## Your task
Show all lines holding the string "text".

## Record extracts
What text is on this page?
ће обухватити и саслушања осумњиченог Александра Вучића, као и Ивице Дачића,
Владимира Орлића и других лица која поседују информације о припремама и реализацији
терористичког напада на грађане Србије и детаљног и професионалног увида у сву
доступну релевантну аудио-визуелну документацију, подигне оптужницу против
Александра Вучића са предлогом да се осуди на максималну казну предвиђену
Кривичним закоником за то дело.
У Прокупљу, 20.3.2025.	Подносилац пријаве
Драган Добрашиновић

==

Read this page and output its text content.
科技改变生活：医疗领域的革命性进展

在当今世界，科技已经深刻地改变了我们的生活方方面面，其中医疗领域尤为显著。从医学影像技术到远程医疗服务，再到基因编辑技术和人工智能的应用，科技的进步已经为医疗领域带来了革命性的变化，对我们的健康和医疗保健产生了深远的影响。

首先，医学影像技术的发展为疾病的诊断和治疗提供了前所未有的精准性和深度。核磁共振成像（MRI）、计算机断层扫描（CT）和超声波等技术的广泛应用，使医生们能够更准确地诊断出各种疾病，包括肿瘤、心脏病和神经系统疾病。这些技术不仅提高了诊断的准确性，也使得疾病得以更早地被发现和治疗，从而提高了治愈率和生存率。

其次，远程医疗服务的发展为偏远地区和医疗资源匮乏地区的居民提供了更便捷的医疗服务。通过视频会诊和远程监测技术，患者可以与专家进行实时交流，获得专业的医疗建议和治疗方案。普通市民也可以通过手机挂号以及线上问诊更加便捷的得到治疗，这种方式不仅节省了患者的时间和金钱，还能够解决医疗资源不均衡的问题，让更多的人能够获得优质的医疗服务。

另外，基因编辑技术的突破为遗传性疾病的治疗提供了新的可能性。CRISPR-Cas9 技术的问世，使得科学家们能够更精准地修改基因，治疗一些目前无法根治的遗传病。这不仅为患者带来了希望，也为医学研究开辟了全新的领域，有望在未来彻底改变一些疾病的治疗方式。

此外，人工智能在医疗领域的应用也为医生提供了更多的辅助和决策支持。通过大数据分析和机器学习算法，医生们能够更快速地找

## The output
What text is on this page?
Read this page and output its text content.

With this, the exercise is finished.